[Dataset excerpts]
START

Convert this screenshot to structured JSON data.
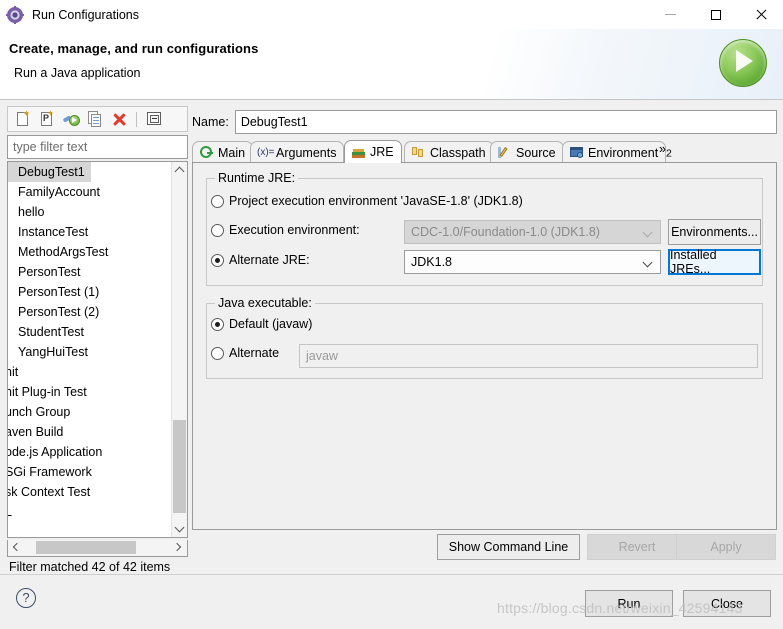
{
  "window": {
    "title": "Run Configurations",
    "icon": "run-configurations-icon",
    "minimize_label": "",
    "maximize_label": "",
    "close_label": ""
  },
  "banner": {
    "title": "Create, manage, and run configurations",
    "subtitle": "Run a Java application",
    "badge_icon": "green-run-play-icon"
  },
  "left_panel": {
    "toolbar": [
      {
        "name": "new-configuration-icon",
        "tooltip": "New launch configuration"
      },
      {
        "name": "new-prototype-icon",
        "tooltip": "New prototype"
      },
      {
        "name": "export-run-icon",
        "tooltip": "Export"
      },
      {
        "name": "duplicate-icon",
        "tooltip": "Duplicate"
      },
      {
        "name": "delete-icon",
        "tooltip": "Delete"
      },
      {
        "name": "collapse-all-icon",
        "tooltip": "Collapse All"
      }
    ],
    "filter_placeholder": "type filter text",
    "filter_value": "",
    "items": [
      {
        "label": "DebugTest1",
        "selected": true,
        "clipped": false
      },
      {
        "label": "FamilyAccount",
        "selected": false,
        "clipped": false
      },
      {
        "label": "hello",
        "selected": false,
        "clipped": false
      },
      {
        "label": "InstanceTest",
        "selected": false,
        "clipped": false
      },
      {
        "label": "MethodArgsTest",
        "selected": false,
        "clipped": false
      },
      {
        "label": "PersonTest",
        "selected": false,
        "clipped": false
      },
      {
        "label": "PersonTest (1)",
        "selected": false,
        "clipped": false
      },
      {
        "label": "PersonTest (2)",
        "selected": false,
        "clipped": false
      },
      {
        "label": "StudentTest",
        "selected": false,
        "clipped": false
      },
      {
        "label": "YangHuiTest",
        "selected": false,
        "clipped": false
      },
      {
        "label": "nit",
        "selected": false,
        "clipped": true
      },
      {
        "label": "nit Plug-in Test",
        "selected": false,
        "clipped": true
      },
      {
        "label": "unch Group",
        "selected": false,
        "clipped": true
      },
      {
        "label": "aven Build",
        "selected": false,
        "clipped": true
      },
      {
        "label": "ode.js Application",
        "selected": false,
        "clipped": true
      },
      {
        "label": "SGi Framework",
        "selected": false,
        "clipped": true
      },
      {
        "label": "sk Context Test",
        "selected": false,
        "clipped": true
      },
      {
        "label": "L",
        "selected": false,
        "clipped": true
      }
    ],
    "status": "Filter matched 42 of 42 items"
  },
  "main": {
    "name_label": "Name:",
    "name_value": "DebugTest1",
    "tabs": [
      {
        "label": "Main",
        "icon": "java-main-icon",
        "active": false
      },
      {
        "label": "Arguments",
        "icon": "arguments-icon",
        "active": false
      },
      {
        "label": "JRE",
        "icon": "jre-books-icon",
        "active": true
      },
      {
        "label": "Classpath",
        "icon": "classpath-icon",
        "active": false
      },
      {
        "label": "Source",
        "icon": "source-icon",
        "active": false
      },
      {
        "label": "Environment",
        "icon": "environment-icon",
        "active": false
      }
    ],
    "tab_overflow": "»",
    "tab_overflow_count": "2",
    "runtime_jre": {
      "group_label": "Runtime JRE:",
      "option_project": {
        "label": "Project execution environment 'JavaSE-1.8' (JDK1.8)",
        "selected": false
      },
      "option_execution_env": {
        "label": "Execution environment:",
        "selected": false,
        "combo_value": "CDC-1.0/Foundation-1.0 (JDK1.8)",
        "combo_disabled": true,
        "button_label": "Environments..."
      },
      "option_alternate_jre": {
        "label": "Alternate JRE:",
        "selected": true,
        "combo_value": "JDK1.8",
        "combo_disabled": false,
        "button_label": "Installed JREs...",
        "button_focused": true
      }
    },
    "java_executable": {
      "group_label": "Java executable:",
      "option_default": {
        "label": "Default (javaw)",
        "selected": true
      },
      "option_alternate": {
        "label": "Alternate",
        "selected": false,
        "input_placeholder": "javaw",
        "input_value": ""
      }
    },
    "actions": [
      {
        "label": "Show Command Line",
        "disabled": false
      },
      {
        "label": "Revert",
        "disabled": true
      },
      {
        "label": "Apply",
        "disabled": true
      }
    ]
  },
  "footer": {
    "help_icon": "help-question-icon",
    "run_button": "Run",
    "close_button": "Close",
    "watermark": "https://blog.csdn.net/weixin_42594143"
  },
  "colors": {
    "accent_focus": "#0078d7",
    "run_green": "#5aa62f",
    "delete_red": "#e33a2e",
    "panel_bg": "#f0f0f0",
    "selection_gray": "#d6d6d6"
  }
}
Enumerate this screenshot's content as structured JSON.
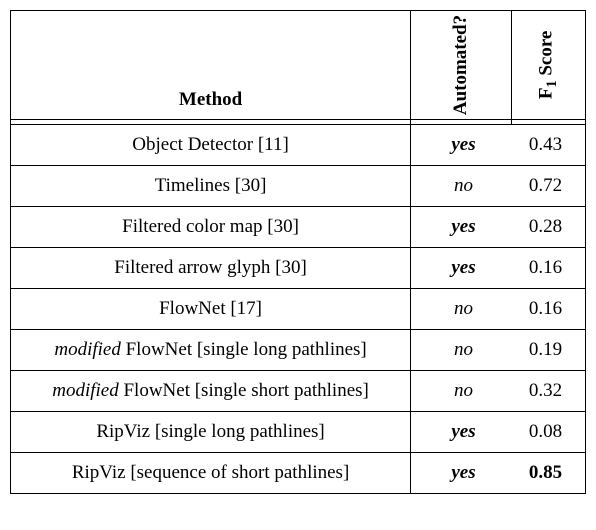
{
  "header": {
    "method": "Method",
    "automated": "Automated?",
    "f1": "F Score",
    "f1_sub": "1"
  },
  "rows": [
    {
      "method": "Object Detector [11]",
      "modified": false,
      "auto": "yes",
      "f1": "0.43",
      "best": false
    },
    {
      "method": "Timelines [30]",
      "modified": false,
      "auto": "no",
      "f1": "0.72",
      "best": false
    },
    {
      "method": "Filtered color map [30]",
      "modified": false,
      "auto": "yes",
      "f1": "0.28",
      "best": false
    },
    {
      "method": "Filtered arrow glyph [30]",
      "modified": false,
      "auto": "yes",
      "f1": "0.16",
      "best": false
    },
    {
      "method": "FlowNet [17]",
      "modified": false,
      "auto": "no",
      "f1": "0.16",
      "best": false
    },
    {
      "method_prefix": "modified",
      "method": " FlowNet [single long pathlines]",
      "modified": true,
      "auto": "no",
      "f1": "0.19",
      "best": false
    },
    {
      "method_prefix": "modified",
      "method": " FlowNet [single short pathlines]",
      "modified": true,
      "auto": "no",
      "f1": "0.32",
      "best": false
    },
    {
      "method": "RipViz [single long pathlines]",
      "modified": false,
      "auto": "yes",
      "f1": "0.08",
      "best": false
    },
    {
      "method": "RipViz [sequence of short pathlines]",
      "modified": false,
      "auto": "yes",
      "f1": "0.85",
      "best": true
    }
  ],
  "chart_data": {
    "type": "table",
    "columns": [
      "Method",
      "Automated?",
      "F1 Score"
    ],
    "rows": [
      [
        "Object Detector [11]",
        "yes",
        0.43
      ],
      [
        "Timelines [30]",
        "no",
        0.72
      ],
      [
        "Filtered color map [30]",
        "yes",
        0.28
      ],
      [
        "Filtered arrow glyph [30]",
        "yes",
        0.16
      ],
      [
        "FlowNet [17]",
        "no",
        0.16
      ],
      [
        "modified FlowNet [single long pathlines]",
        "no",
        0.19
      ],
      [
        "modified FlowNet [single short pathlines]",
        "no",
        0.32
      ],
      [
        "RipViz [single long pathlines]",
        "yes",
        0.08
      ],
      [
        "RipViz [sequence of short pathlines]",
        "yes",
        0.85
      ]
    ]
  }
}
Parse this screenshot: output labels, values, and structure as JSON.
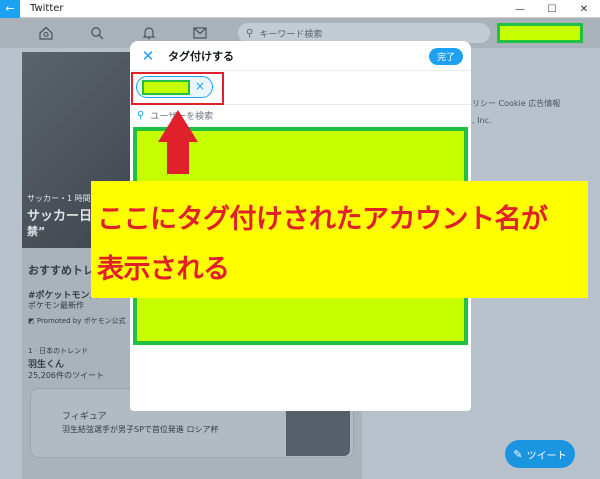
{
  "window": {
    "back_icon": "arrow-left-icon",
    "title": "Twitter",
    "minimize": "—",
    "maximize": "☐",
    "close": "✕"
  },
  "nav": {
    "search_placeholder": "キーワード検索"
  },
  "background": {
    "hero_category": "サッカー・1 時間前",
    "hero_title_line1": "サッカー日",
    "hero_title_line2": "禁”",
    "trends_heading": "おすすめトレ",
    "trend1_name": "#ポケットモンス",
    "trend1_desc": "ポケモン最新作",
    "trend1_promoted": "Promoted by ポケモン公式",
    "trend2_meta": "1 · 日本のトレンド",
    "trend2_name": "羽生くん",
    "trend2_count": "25,206件のツイート",
    "card_category": "フィギュア",
    "card_text": "羽生結弦選手が男子SPで首位発進 ロシア杯",
    "right_links": "リシー  Cookie  広告情報",
    "right_inc": ", Inc."
  },
  "modal": {
    "title": "タグ付けする",
    "done_label": "完了",
    "chip_remove": "×",
    "user_search_placeholder": "ユーザーを検索"
  },
  "annotation": {
    "line1": "ここにタグ付けされたアカウント名が",
    "line2": "表示される"
  },
  "tweet_button": {
    "label": "ツイート"
  },
  "colors": {
    "accent": "#1da1f2",
    "highlight": "#c6ff00",
    "highlight_border": "#22c040",
    "annotation_bg": "#ffff00",
    "annotation_text": "#e0202a"
  }
}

END

Problem description.
Retype word for word the span of lines above that begins with the line containing "Parse this screenshot: output" and ends with the last line of the records; skip all pictures.

Full output.
Parse this screenshot: output labels, values, and structure as JSON.
{
  "window": {
    "back_icon": "arrow-left-icon",
    "title": "Twitter",
    "minimize": "—",
    "maximize": "☐",
    "close": "✕"
  },
  "nav": {
    "search_placeholder": "キーワード検索"
  },
  "background": {
    "hero_category": "サッカー・1 時間前",
    "hero_title_line1": "サッカー日",
    "hero_title_line2": "禁”",
    "trends_heading": "おすすめトレ",
    "trend1_name": "#ポケットモンス",
    "trend1_desc": "ポケモン最新作",
    "trend1_promoted": "Promoted by ポケモン公式",
    "trend2_meta": "1 · 日本のトレンド",
    "trend2_name": "羽生くん",
    "trend2_count": "25,206件のツイート",
    "card_category": "フィギュア",
    "card_text": "羽生結弦選手が男子SPで首位発進 ロシア杯",
    "right_links": "リシー  Cookie  広告情報",
    "right_inc": ", Inc."
  },
  "modal": {
    "title": "タグ付けする",
    "done_label": "完了",
    "chip_remove": "×",
    "user_search_placeholder": "ユーザーを検索"
  },
  "annotation": {
    "line1": "ここにタグ付けされたアカウント名が",
    "line2": "表示される"
  },
  "tweet_button": {
    "label": "ツイート"
  },
  "colors": {
    "accent": "#1da1f2",
    "highlight": "#c6ff00",
    "highlight_border": "#22c040",
    "annotation_bg": "#ffff00",
    "annotation_text": "#e0202a"
  }
}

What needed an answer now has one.